**What to do:** Look through the data below. Show each line where the string "between" occurs.

**Data:**
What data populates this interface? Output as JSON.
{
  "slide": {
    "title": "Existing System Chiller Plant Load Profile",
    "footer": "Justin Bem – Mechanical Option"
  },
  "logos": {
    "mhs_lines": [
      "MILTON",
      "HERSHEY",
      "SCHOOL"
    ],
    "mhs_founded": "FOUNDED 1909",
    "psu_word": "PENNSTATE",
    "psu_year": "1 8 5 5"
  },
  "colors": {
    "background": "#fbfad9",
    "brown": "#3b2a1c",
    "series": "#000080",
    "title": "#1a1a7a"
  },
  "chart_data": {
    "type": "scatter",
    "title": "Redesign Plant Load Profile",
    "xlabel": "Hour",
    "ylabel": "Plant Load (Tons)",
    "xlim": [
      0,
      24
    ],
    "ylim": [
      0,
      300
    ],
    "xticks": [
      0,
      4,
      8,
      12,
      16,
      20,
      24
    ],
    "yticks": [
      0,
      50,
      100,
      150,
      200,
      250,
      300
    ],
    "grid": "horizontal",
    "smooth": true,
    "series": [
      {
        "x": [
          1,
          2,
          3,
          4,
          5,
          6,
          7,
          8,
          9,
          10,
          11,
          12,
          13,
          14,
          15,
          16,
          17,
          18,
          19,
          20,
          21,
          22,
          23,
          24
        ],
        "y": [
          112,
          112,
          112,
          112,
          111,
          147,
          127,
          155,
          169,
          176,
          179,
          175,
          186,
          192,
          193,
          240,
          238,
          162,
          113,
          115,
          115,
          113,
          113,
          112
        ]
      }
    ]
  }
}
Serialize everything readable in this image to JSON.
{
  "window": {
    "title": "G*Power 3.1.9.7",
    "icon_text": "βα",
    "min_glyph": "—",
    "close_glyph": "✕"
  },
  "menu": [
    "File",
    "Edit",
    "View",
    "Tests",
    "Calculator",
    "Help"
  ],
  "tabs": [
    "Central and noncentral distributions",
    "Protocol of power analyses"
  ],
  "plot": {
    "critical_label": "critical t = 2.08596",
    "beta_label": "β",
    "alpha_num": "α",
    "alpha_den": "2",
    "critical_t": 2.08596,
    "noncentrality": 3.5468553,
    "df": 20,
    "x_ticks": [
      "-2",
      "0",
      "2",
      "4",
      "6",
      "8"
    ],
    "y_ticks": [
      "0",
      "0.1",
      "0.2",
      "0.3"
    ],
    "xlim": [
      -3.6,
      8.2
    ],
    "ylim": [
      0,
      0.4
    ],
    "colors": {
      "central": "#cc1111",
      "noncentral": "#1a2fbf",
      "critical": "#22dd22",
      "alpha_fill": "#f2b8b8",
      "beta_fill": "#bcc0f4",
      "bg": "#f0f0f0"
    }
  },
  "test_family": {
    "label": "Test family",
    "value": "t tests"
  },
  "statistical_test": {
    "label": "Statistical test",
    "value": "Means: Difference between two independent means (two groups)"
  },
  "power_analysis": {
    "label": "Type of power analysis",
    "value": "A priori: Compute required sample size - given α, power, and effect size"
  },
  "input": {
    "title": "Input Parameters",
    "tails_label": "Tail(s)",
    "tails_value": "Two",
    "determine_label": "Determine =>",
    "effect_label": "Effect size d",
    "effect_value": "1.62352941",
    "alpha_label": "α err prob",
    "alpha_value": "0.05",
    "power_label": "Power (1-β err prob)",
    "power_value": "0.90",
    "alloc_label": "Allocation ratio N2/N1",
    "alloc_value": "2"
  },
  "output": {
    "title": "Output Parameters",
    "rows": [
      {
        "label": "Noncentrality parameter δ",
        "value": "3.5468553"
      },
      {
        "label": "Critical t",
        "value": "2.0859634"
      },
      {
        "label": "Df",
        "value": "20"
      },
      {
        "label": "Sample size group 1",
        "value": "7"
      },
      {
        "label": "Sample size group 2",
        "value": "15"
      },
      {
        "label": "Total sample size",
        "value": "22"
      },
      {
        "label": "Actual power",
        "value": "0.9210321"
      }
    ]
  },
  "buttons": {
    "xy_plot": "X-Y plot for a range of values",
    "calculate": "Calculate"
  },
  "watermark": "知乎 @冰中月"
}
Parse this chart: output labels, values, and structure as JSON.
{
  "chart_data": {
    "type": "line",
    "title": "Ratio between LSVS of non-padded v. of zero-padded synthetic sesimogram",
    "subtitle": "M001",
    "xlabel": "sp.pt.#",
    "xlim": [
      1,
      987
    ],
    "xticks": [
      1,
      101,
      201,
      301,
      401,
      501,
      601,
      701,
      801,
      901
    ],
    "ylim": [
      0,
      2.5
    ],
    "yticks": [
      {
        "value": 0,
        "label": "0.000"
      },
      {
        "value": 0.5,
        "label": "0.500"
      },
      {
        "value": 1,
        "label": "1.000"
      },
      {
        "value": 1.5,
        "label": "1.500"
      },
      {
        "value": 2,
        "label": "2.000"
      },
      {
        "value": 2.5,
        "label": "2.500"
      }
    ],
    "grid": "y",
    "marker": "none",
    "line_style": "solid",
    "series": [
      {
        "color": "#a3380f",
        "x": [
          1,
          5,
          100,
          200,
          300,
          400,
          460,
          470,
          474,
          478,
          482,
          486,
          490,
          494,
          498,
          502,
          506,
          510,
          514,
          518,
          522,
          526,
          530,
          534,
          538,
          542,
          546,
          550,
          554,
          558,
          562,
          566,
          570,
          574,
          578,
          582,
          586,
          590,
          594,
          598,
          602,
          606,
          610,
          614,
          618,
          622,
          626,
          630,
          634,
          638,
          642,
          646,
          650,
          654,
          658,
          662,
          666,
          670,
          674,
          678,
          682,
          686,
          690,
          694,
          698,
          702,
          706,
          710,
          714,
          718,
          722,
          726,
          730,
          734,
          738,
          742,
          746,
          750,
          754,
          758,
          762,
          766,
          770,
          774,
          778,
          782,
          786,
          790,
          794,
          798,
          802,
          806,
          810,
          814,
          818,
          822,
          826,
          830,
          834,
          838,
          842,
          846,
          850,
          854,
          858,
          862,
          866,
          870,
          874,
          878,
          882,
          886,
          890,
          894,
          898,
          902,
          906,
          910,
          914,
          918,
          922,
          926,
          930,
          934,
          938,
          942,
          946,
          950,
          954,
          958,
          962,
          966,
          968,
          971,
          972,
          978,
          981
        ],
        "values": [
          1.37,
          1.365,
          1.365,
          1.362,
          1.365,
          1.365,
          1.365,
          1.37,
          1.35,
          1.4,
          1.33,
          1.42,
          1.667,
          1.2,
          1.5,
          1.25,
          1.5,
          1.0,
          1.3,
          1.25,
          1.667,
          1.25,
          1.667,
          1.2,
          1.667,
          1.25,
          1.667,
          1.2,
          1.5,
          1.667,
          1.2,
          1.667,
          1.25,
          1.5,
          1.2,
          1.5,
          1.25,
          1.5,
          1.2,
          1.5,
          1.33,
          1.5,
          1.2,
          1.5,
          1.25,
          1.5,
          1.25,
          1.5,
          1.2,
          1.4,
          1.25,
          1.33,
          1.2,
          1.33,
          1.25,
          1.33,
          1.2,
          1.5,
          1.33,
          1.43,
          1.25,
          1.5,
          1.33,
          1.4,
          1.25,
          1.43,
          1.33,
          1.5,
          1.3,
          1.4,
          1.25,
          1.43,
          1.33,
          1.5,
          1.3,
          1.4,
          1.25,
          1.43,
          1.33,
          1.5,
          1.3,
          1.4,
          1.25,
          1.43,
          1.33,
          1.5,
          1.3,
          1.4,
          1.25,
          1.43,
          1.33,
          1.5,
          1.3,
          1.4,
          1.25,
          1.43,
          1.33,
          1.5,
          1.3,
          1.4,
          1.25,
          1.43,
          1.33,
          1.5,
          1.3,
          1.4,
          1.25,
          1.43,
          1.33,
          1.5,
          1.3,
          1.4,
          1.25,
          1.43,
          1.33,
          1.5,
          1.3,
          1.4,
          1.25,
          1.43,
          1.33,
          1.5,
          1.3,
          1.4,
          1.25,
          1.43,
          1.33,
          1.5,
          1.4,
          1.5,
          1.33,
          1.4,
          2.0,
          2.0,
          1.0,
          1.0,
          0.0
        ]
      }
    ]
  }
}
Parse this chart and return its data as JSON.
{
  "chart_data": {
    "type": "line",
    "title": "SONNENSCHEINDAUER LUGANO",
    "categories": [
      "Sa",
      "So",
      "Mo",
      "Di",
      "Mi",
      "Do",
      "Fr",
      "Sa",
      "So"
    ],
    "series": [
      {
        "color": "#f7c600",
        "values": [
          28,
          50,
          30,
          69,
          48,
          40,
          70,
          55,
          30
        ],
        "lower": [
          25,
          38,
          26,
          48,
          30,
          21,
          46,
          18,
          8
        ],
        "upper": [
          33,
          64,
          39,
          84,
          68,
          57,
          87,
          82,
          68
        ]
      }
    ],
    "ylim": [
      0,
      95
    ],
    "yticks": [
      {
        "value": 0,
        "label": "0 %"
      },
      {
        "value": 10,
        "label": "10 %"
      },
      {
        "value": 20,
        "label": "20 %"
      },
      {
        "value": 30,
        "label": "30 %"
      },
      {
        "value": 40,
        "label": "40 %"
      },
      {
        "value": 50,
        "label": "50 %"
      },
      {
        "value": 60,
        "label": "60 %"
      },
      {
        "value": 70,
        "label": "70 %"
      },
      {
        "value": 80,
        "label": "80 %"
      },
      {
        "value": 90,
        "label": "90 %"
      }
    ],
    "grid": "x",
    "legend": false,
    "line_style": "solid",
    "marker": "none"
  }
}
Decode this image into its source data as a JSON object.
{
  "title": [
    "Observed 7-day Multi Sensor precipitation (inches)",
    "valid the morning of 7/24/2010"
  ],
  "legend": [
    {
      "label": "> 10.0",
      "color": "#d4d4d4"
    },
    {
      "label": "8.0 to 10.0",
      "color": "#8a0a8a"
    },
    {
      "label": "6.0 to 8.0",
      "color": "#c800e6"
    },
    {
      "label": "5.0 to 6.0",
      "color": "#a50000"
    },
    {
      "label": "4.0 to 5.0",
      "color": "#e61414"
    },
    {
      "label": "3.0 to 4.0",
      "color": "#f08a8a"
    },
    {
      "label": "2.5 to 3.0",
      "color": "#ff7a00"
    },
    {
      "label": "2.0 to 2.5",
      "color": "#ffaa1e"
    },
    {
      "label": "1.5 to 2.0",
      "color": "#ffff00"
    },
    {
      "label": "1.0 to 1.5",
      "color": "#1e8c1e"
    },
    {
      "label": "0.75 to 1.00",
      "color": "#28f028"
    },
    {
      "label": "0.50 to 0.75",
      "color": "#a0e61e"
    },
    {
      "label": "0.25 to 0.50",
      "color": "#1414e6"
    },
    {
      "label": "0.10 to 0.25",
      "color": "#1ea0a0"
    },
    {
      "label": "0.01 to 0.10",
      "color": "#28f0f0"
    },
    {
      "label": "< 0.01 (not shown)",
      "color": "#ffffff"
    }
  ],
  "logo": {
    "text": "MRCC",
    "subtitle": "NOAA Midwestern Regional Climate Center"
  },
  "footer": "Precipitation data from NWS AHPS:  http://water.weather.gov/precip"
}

**Task output:**
    "value": "Means: Difference between two independent means (two groups)"
    "title": "Ratio between LSVS of non-padded v. of zero-padded synthetic sesimogram",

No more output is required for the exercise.